- Exercise: Check each line below for the word "name", and copy those that have it.

- Exercise input:
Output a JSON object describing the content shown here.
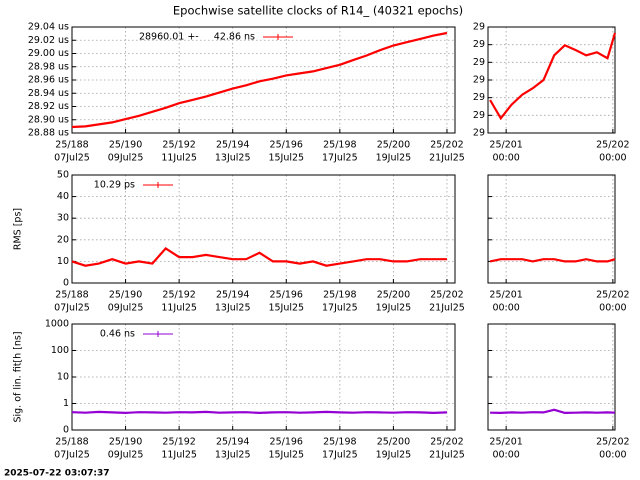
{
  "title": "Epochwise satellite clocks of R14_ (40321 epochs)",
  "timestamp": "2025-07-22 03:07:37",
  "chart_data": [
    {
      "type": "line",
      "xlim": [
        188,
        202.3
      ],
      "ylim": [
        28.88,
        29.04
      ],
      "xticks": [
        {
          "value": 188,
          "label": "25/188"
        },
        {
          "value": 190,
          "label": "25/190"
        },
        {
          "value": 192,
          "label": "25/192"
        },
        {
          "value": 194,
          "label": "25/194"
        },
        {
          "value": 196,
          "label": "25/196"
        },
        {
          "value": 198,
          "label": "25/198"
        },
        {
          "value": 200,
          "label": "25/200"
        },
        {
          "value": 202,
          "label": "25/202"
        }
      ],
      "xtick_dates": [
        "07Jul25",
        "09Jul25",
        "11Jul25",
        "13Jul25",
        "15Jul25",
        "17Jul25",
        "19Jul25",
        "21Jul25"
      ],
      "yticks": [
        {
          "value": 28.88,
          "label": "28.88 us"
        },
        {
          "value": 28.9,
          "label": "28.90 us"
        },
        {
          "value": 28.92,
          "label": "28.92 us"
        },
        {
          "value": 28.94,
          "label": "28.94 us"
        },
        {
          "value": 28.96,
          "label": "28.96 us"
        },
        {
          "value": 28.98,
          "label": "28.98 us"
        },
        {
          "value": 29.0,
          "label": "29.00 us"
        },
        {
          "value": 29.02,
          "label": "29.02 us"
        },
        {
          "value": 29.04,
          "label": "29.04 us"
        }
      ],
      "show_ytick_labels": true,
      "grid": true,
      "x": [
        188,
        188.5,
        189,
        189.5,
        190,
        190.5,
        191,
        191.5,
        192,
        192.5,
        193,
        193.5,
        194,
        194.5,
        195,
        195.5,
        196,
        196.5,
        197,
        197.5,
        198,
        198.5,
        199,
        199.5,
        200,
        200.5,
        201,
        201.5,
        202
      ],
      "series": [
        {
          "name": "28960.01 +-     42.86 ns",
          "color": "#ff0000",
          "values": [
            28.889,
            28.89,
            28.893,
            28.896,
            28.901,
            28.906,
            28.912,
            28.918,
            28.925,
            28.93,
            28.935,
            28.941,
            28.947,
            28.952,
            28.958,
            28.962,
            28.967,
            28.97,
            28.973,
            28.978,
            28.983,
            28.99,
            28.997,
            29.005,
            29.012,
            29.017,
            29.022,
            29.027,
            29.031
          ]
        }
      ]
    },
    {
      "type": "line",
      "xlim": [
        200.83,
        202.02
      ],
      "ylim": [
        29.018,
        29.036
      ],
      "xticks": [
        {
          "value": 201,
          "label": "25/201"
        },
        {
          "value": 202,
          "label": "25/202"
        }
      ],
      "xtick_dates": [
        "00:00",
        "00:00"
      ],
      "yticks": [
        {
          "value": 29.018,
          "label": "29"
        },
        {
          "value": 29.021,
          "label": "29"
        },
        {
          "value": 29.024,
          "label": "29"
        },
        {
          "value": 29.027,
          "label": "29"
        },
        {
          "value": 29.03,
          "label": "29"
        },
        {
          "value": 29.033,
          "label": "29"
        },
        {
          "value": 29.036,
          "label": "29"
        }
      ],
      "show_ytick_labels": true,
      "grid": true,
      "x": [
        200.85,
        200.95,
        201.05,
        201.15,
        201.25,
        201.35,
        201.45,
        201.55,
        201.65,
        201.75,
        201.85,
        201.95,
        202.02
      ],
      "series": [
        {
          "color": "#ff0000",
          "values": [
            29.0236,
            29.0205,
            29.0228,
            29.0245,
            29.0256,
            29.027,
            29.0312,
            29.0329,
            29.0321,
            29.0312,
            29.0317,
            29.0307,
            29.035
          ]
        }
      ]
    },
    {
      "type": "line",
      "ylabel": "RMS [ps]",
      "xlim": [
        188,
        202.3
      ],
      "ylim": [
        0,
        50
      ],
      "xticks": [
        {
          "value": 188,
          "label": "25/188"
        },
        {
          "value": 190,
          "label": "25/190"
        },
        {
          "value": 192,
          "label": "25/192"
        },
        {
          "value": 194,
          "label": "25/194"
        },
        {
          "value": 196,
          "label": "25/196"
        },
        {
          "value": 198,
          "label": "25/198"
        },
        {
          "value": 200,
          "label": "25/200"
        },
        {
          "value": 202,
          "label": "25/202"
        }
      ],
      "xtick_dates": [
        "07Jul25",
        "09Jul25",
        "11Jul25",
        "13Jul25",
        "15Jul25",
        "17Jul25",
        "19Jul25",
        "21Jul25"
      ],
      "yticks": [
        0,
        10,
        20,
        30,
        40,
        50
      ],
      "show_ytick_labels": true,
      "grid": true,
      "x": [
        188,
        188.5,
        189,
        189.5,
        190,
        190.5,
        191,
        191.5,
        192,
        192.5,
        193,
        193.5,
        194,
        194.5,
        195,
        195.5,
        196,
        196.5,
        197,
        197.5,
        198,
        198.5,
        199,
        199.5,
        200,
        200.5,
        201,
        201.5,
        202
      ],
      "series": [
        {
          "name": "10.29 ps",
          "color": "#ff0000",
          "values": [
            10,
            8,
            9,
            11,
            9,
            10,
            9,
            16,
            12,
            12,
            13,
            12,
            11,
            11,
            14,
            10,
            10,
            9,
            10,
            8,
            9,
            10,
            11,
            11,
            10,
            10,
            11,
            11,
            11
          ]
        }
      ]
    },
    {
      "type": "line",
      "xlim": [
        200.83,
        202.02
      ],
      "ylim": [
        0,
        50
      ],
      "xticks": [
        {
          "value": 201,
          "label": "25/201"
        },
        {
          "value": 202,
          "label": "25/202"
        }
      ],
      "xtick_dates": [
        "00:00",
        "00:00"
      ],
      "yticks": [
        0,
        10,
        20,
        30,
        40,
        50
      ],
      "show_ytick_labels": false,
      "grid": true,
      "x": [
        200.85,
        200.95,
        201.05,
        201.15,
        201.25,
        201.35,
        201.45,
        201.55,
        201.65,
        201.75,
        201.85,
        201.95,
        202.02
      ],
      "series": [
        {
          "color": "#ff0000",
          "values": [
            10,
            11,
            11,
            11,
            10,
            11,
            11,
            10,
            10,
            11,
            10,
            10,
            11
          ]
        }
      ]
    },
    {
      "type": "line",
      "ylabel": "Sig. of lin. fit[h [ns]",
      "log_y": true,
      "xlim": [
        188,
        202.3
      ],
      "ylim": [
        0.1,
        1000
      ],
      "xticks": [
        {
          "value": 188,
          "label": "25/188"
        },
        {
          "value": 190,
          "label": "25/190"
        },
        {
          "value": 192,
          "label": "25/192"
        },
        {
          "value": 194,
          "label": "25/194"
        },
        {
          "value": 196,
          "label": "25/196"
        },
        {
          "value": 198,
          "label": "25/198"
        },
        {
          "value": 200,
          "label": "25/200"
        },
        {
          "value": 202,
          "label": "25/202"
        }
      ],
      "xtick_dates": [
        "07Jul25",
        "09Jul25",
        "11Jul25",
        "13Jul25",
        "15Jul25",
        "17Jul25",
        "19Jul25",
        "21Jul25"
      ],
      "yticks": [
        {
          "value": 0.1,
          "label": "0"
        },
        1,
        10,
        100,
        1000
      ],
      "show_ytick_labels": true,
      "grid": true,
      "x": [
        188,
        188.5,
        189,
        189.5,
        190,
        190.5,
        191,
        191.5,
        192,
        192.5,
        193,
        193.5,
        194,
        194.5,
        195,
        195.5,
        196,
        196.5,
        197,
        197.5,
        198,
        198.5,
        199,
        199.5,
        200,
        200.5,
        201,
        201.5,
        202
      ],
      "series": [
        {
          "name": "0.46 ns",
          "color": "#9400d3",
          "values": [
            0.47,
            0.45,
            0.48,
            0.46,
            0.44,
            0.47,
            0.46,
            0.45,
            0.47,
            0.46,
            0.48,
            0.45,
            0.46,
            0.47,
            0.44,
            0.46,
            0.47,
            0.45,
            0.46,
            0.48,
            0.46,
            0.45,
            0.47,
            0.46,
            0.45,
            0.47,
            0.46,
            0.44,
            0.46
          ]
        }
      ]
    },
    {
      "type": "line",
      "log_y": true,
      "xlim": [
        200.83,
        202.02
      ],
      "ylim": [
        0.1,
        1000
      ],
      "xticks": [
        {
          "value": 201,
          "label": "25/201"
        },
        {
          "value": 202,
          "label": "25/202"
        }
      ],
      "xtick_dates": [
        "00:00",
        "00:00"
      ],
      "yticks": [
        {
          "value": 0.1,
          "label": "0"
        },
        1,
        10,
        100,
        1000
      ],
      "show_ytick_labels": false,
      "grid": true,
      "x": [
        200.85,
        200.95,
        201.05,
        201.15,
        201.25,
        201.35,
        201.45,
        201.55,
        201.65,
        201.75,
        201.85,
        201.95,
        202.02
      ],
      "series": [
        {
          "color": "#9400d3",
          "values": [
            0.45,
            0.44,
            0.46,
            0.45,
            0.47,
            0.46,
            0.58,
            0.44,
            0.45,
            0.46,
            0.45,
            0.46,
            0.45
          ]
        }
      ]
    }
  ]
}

- Completed task:
          "name": "28960.01 +-     42.86 ns",
          "name": "10.29 ps",
          "name": "0.46 ns",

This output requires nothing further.